▸ The exercise: Every line that holds "Annual" should be shown.

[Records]
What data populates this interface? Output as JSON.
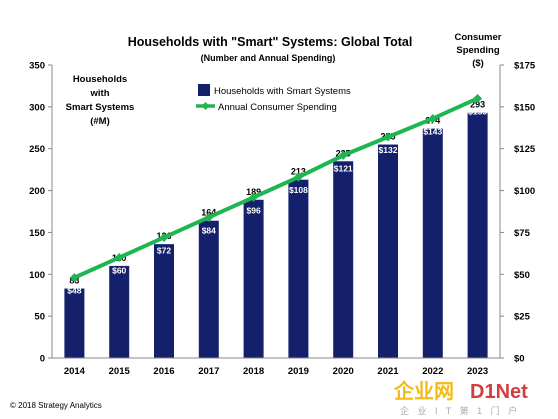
{
  "chart_data": {
    "type": "bar",
    "title": "Households with \"Smart\" Systems: Global Total",
    "subtitle": "(Number and Annual Spending)",
    "ylabel_left_lines": [
      "Households",
      "with",
      "Smart Systems",
      "(#M)"
    ],
    "ylabel_right_lines": [
      "Consumer",
      "Spending",
      "($)"
    ],
    "categories": [
      "2014",
      "2015",
      "2016",
      "2017",
      "2018",
      "2019",
      "2020",
      "2021",
      "2022",
      "2023"
    ],
    "series": [
      {
        "name": "Households with Smart Systems",
        "type": "bar",
        "axis": "left",
        "color": "#14206b",
        "values": [
          83,
          110,
          136,
          164,
          189,
          213,
          235,
          255,
          274,
          293
        ]
      },
      {
        "name": "Annual Consumer Spending",
        "type": "line",
        "axis": "right",
        "color": "#1fb550",
        "values": [
          48,
          60,
          72,
          84,
          96,
          108,
          121,
          132,
          143,
          155
        ],
        "data_labels": [
          "$48",
          "$60",
          "$72",
          "$84",
          "$96",
          "$108",
          "$121",
          "$132",
          "$143",
          "$155"
        ]
      }
    ],
    "y_left": {
      "min": 0,
      "max": 350,
      "ticks": [
        0,
        50,
        100,
        150,
        200,
        250,
        300,
        350
      ]
    },
    "y_right": {
      "min": 0,
      "max": 175,
      "ticks": [
        0,
        25,
        50,
        75,
        100,
        125,
        150,
        175
      ],
      "tick_labels": [
        "$0",
        "$25",
        "$50",
        "$75",
        "$100",
        "$125",
        "$150",
        "$175"
      ]
    },
    "grid": false,
    "legend_position": "top-center"
  },
  "footer": {
    "copyright": "© 2018 Strategy Analytics"
  },
  "watermark": {
    "brand_a": "企业网",
    "brand_b": "D1Net",
    "tagline": "企 业 I T 第 1 门 户"
  }
}
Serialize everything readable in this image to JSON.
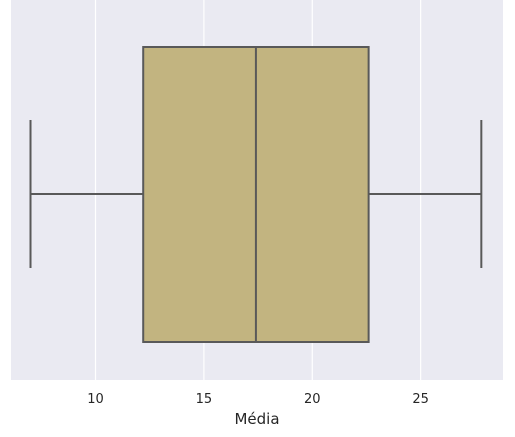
{
  "chart_data": {
    "type": "boxplot",
    "xlabel": "Média",
    "ylabel": "",
    "orientation": "horizontal",
    "xlim": [
      6.1,
      28.8
    ],
    "xticks": [
      10,
      15,
      20,
      25
    ],
    "xtick_labels": [
      "10",
      "15",
      "20",
      "25"
    ],
    "grid": true,
    "box": {
      "whisker_low": 7.0,
      "q1": 12.2,
      "median": 17.4,
      "q3": 22.6,
      "whisker_high": 27.8
    },
    "colors": {
      "background": "#eaeaf2",
      "grid": "#ffffff",
      "box_fill": "#c2b480",
      "line": "#595959"
    }
  }
}
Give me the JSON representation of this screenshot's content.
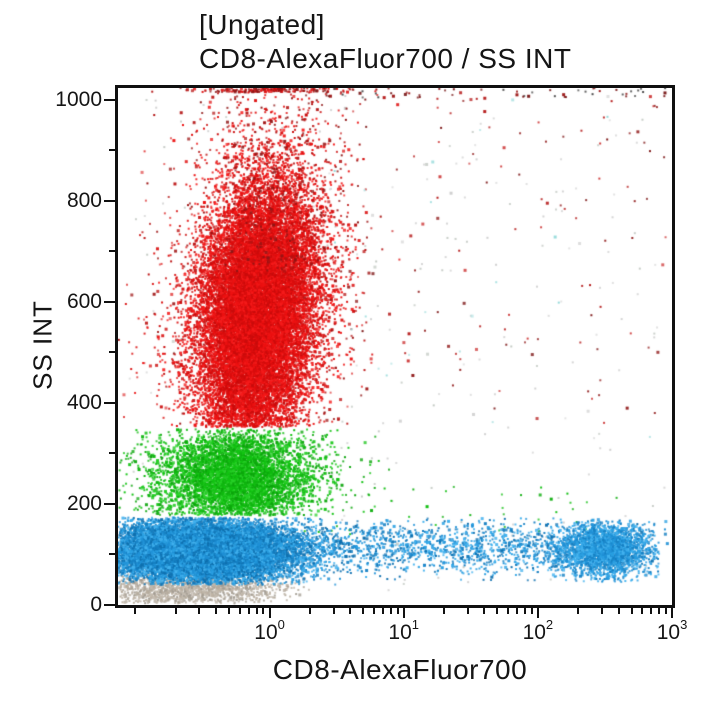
{
  "chart_data": {
    "type": "scatter",
    "title": "[Ungated]",
    "subtitle": "CD8-AlexaFluor700 / SS INT",
    "xlabel": "CD8-AlexaFluor700",
    "ylabel": "SS INT",
    "x_scale": "log10",
    "x_domain_log10": [
      -1.13,
      3
    ],
    "y_domain": [
      0,
      1023
    ],
    "grid": false,
    "legend": "none",
    "axis_color": "#101010",
    "text_color": "#151515",
    "x_major_ticks": [
      {
        "base": "10",
        "exp": "0",
        "log10": 0
      },
      {
        "base": "10",
        "exp": "1",
        "log10": 1
      },
      {
        "base": "10",
        "exp": "2",
        "log10": 2
      },
      {
        "base": "10",
        "exp": "3",
        "log10": 3
      }
    ],
    "x_minor_decades": [
      -1,
      0,
      1,
      2
    ],
    "y_major_ticks": [
      {
        "label": "0",
        "value": 0
      },
      {
        "label": "200",
        "value": 200
      },
      {
        "label": "400",
        "value": 400
      },
      {
        "label": "600",
        "value": 600
      },
      {
        "label": "800",
        "value": 800
      },
      {
        "label": "1000",
        "value": 1000
      }
    ],
    "y_minor_values": [
      100,
      300,
      500,
      700,
      900
    ],
    "seed": 42421,
    "populations": [
      {
        "name": "scattered-gray-specks",
        "colors": [
          "#cfcfcf",
          "#dcdcdc",
          "#c4cac4"
        ],
        "count": 240,
        "big": 0.1,
        "x": {
          "dist": "uniform",
          "a": -1.05,
          "b": 2.97
        },
        "y": {
          "dist": "uniform",
          "a": 15,
          "b": 1010
        }
      },
      {
        "name": "debris-gray",
        "colors": [
          "#b6ac9e",
          "#c4bcb1",
          "#a29c92",
          "#bfb4a6"
        ],
        "count": 1300,
        "big": 0.1,
        "x": {
          "dist": "normal",
          "a": -0.6,
          "b": 0.34,
          "min": -1.12,
          "max": 0.35
        },
        "y": {
          "dist": "normal",
          "a": 32,
          "b": 17,
          "min": 3,
          "max": 62
        }
      },
      {
        "name": "red-halo",
        "colors": [
          "#dc1f1f",
          "#bb1111",
          "#e04848",
          "#9e1414"
        ],
        "count": 950,
        "big": 0.2,
        "tilt": 0.05,
        "x": {
          "dist": "normal",
          "a": -0.09,
          "b": 0.46,
          "min": -1.12,
          "max": 0.8
        },
        "y": {
          "dist": "normal",
          "a": 580,
          "b": 170,
          "min": 355,
          "max": 1022
        }
      },
      {
        "name": "red-core",
        "colors": [
          "#ec1111",
          "#f51b1b",
          "#d90d0d",
          "#ca0b0b"
        ],
        "count": 19500,
        "big": 0.15,
        "tilt": 0.05,
        "x": {
          "dist": "normal",
          "a": -0.09,
          "b": 0.22,
          "min": -1.12,
          "max": 0.65
        },
        "y": {
          "dist": "normal",
          "a": 575,
          "b": 135,
          "min": 352,
          "max": 1023
        }
      },
      {
        "name": "red-top-spray",
        "colors": [
          "#e01515",
          "#b31212",
          "#8f1515"
        ],
        "count": 650,
        "big": 0.2,
        "x": {
          "dist": "normal",
          "a": -0.02,
          "b": 0.3,
          "min": -1.1,
          "max": 1.4
        },
        "y": {
          "dist": "uniform",
          "a": 660,
          "b": 1150,
          "min": 355,
          "max": 1023,
          "mode": "clip",
          "band": 8
        }
      },
      {
        "name": "red-sparse-right",
        "colors": [
          "#b51a1a",
          "#932020",
          "#cf4040",
          "#7d1616"
        ],
        "count": 130,
        "big": 0.25,
        "x": {
          "dist": "uniform",
          "a": 0.35,
          "b": 2.96
        },
        "y": {
          "dist": "uniform",
          "a": 360,
          "b": 1015
        }
      },
      {
        "name": "teal-sparse",
        "colors": [
          "#8fd8d8",
          "#b7e5e5"
        ],
        "count": 22,
        "big": 0.2,
        "x": {
          "dist": "uniform",
          "a": 0.4,
          "b": 2.9
        },
        "y": {
          "dist": "uniform",
          "a": 330,
          "b": 1000
        }
      },
      {
        "name": "top-edge-sparse",
        "colors": [
          "#991111",
          "#4a4a4a",
          "#7a1a1a"
        ],
        "count": 60,
        "big": 0.15,
        "x": {
          "dist": "uniform",
          "a": 0.25,
          "b": 2.96
        },
        "y": {
          "dist": "uniform",
          "a": 1004,
          "b": 1023
        }
      },
      {
        "name": "green-halo",
        "colors": [
          "#16c316",
          "#12a812"
        ],
        "count": 700,
        "big": 0.15,
        "x": {
          "dist": "normal",
          "a": -0.25,
          "b": 0.45,
          "min": -1.12,
          "max": 0.9
        },
        "y": {
          "dist": "normal",
          "a": 255,
          "b": 62,
          "min": 178,
          "max": 350
        }
      },
      {
        "name": "green-core",
        "colors": [
          "#12c412",
          "#0fb70f",
          "#27d027",
          "#0ba50b"
        ],
        "count": 4800,
        "big": 0.15,
        "x": {
          "dist": "normal",
          "a": -0.25,
          "b": 0.27,
          "min": -1.12,
          "max": 0.55
        },
        "y": {
          "dist": "normal",
          "a": 252,
          "b": 46,
          "min": 178,
          "max": 348
        }
      },
      {
        "name": "green-sparse-right",
        "colors": [
          "#14c014",
          "#0fae0f"
        ],
        "count": 40,
        "big": 0.2,
        "x": {
          "dist": "uniform",
          "a": 0.1,
          "b": 2.92
        },
        "y": {
          "dist": "uniform",
          "a": 140,
          "b": 235
        }
      },
      {
        "name": "blue-band",
        "colors": [
          "#2aa0e2",
          "#1f90d6",
          "#157fc2",
          "#41b1ee",
          "#0e6fae"
        ],
        "count": 2700,
        "big": 0.15,
        "x": {
          "dist": "uniform",
          "a": -1.11,
          "b": 2.9
        },
        "y": {
          "dist": "normal",
          "a": 113,
          "b": 27,
          "min": 48,
          "max": 172
        }
      },
      {
        "name": "blue-left-cluster",
        "colors": [
          "#2aa0e2",
          "#1f90d6",
          "#157fc2",
          "#41b1ee",
          "#0e6fae"
        ],
        "count": 14500,
        "big": 0.12,
        "x": {
          "dist": "normal",
          "a": -0.5,
          "b": 0.34,
          "min": -1.13,
          "max": 0.55
        },
        "y": {
          "dist": "normal",
          "a": 106,
          "b": 30,
          "min": 40,
          "max": 173
        }
      },
      {
        "name": "blue-right-cluster",
        "colors": [
          "#2aa0e2",
          "#1f90d6",
          "#157fc2",
          "#41b1ee"
        ],
        "count": 2100,
        "big": 0.12,
        "x": {
          "dist": "normal",
          "a": 2.48,
          "b": 0.16,
          "min": 1.85,
          "max": 2.97
        },
        "y": {
          "dist": "normal",
          "a": 110,
          "b": 26,
          "min": 45,
          "max": 168
        }
      }
    ]
  }
}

▸ Exercise response:
    "subtitle": "(Number and Annual Spending)",
        "name": "Annual Consumer Spending",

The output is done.